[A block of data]
******
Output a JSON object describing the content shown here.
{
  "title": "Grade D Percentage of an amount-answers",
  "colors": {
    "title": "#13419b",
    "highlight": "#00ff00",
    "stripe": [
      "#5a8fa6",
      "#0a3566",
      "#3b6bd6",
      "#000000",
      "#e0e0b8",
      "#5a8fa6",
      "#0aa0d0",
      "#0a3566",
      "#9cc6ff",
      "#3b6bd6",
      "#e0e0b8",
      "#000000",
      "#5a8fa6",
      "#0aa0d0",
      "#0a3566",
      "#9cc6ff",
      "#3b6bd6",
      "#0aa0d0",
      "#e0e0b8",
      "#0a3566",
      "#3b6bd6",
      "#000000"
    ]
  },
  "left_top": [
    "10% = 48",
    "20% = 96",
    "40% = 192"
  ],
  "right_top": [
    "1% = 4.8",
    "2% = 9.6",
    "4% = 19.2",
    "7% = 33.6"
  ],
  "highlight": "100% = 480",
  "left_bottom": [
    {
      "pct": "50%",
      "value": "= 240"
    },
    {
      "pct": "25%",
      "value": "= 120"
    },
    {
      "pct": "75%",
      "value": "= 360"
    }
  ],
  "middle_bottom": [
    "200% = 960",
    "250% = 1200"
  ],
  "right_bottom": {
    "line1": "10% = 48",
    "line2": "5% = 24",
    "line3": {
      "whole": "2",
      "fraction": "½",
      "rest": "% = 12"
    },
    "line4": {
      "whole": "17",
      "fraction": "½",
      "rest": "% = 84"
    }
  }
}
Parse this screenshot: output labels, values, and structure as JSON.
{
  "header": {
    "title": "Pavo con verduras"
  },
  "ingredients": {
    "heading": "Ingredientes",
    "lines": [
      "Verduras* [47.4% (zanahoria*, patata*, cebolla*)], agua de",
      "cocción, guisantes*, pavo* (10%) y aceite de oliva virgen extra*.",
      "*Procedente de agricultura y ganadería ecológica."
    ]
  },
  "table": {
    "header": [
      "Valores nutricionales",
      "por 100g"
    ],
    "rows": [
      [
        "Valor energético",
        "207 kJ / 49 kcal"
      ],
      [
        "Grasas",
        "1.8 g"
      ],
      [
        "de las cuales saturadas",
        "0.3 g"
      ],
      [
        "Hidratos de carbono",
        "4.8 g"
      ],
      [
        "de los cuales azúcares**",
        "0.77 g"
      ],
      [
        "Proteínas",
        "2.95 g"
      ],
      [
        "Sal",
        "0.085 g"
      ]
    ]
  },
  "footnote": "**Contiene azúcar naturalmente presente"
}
******
Using the listing above, locate the lines that hold "cuales" and copy each one.

        "de las cuales saturadas",
        "de los cuales azúcares**",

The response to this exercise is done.